--- 正文 ---

作者丨颜挺帅@知乎(已授权)


1 介绍

弹性训练是一个相对较新的领域,但是其对训练的容错和集群利用率的提升都有着很大的帮助。当前主流的深度学习框架中Pytorch和Horovod提供了对弹性训练的支持。在​​实操教程|Pytorch - 弹性训练极简实现( 附源码)​​一文中我介绍了如何使用Pytorch来实现弹性训练。本文将对Pytorch的弹性训练实现原理进行分析,帮助大家对Pytorch的弹性有更深刻的了解。后续文章我们也会介绍Horovod弹性训练的使用和实现分析。

2 使用回顾

Pytorch在1.9.0引入了torchrun,用其替代1.9.0以前版本的torch.distributed.launch。torchrun在torch.distributed.launch 功能的基础上主要新增了两个功能:

  • Failover: 当worker训练失败时,会自动重新启动所有worker继续进行训练;
  • Elastic: 可以动态增加或或删除node节点;

弹性训练代码同DDP代码编写的思路基本一致,只要在DDP代码上增加以下两点即可:

  • checkpoint处理:由于再每次增加或删除node时,会将所有worker kill掉,然后再重新启动所有worker进行训练。因此,在训练代码中要对训练的状态进行保存,以保证重启后能接着上次的状态继续训练。
  • 超参调解:由于node节点数的变化,会导致global batch size的变化,因此我们的learning rate一般也要做相应的调整,保证训练出的模质量不受影响。

这里不再展示代码,具体代码细节可以参考​​实操教程|Pytorch - 弹性训练极简实现( 附源码)​​中的内容。

---

### 问题
请把上面关于PyTorch弹性训练的正文中这句话译成英文:“弹性训练是一个相对较新的领域,但是其对训练的容错和集群利用率的提升都有着很大的帮助。”

--- 记录信息 ---

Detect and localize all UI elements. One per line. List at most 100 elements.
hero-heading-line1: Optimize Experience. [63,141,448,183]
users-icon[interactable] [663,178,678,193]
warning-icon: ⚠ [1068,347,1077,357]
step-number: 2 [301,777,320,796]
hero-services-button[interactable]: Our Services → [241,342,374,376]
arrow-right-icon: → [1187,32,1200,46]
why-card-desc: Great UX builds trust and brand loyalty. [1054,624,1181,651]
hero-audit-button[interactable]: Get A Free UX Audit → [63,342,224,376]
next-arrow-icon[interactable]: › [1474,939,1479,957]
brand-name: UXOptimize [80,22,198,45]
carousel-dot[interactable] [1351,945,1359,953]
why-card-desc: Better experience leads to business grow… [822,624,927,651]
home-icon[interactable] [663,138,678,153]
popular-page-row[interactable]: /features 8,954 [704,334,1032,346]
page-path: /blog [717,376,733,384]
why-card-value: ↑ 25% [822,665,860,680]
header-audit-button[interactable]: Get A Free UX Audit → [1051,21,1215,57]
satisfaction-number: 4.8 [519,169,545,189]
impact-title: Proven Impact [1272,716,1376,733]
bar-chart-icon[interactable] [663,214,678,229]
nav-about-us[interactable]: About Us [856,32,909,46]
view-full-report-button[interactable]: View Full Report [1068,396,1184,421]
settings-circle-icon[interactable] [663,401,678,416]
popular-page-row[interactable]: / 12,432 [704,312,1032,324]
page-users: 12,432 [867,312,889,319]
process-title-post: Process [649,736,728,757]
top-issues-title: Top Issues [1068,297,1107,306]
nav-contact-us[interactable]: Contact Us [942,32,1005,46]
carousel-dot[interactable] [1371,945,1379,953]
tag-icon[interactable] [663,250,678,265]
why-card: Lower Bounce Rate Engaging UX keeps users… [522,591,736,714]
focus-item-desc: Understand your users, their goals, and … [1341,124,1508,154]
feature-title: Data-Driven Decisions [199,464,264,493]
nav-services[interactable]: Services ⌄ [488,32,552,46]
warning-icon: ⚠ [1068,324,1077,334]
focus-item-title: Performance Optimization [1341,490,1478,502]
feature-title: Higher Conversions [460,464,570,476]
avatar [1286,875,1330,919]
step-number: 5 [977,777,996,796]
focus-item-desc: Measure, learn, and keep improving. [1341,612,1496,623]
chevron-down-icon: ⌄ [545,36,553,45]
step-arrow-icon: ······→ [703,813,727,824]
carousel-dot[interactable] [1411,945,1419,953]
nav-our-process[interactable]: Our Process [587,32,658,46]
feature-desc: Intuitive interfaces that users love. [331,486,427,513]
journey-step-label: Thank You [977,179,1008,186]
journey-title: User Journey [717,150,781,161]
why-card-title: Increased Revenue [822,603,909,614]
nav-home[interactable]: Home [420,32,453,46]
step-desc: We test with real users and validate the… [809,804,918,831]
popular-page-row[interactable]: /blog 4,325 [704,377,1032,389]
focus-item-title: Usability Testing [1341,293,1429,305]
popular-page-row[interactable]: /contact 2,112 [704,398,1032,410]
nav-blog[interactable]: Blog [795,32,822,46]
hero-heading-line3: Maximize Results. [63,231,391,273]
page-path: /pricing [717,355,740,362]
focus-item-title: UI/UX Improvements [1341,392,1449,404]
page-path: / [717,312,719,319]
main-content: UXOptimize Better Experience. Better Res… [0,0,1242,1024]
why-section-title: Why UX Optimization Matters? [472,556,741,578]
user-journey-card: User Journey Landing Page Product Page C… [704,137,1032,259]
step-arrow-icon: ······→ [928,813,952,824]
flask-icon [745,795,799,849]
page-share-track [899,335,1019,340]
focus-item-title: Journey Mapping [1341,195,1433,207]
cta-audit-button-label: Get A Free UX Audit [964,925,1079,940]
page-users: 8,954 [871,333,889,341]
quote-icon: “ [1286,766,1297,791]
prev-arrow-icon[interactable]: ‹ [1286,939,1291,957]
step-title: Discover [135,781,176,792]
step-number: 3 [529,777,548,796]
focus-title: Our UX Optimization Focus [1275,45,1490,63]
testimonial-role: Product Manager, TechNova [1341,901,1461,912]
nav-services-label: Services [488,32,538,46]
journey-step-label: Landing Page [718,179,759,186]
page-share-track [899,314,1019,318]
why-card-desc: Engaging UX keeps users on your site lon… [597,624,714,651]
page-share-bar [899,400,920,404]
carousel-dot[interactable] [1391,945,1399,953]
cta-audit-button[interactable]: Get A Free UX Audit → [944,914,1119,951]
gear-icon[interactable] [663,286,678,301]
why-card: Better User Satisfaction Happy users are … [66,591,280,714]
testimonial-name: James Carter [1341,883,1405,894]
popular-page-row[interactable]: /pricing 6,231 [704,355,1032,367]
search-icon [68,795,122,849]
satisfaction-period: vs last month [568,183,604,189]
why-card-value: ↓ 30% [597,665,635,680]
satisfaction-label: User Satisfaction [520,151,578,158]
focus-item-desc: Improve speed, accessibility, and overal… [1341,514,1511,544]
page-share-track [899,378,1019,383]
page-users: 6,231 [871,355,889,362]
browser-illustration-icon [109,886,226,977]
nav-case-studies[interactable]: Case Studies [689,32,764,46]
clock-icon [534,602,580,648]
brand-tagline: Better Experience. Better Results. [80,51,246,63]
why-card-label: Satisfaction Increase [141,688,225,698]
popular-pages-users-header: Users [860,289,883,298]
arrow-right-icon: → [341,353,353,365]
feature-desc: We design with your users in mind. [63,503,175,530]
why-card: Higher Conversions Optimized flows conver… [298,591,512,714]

---

### 任务输出
Elastic training is a relatively new field, but it greatly helps both fault tolerance in training and improved cluster utilization.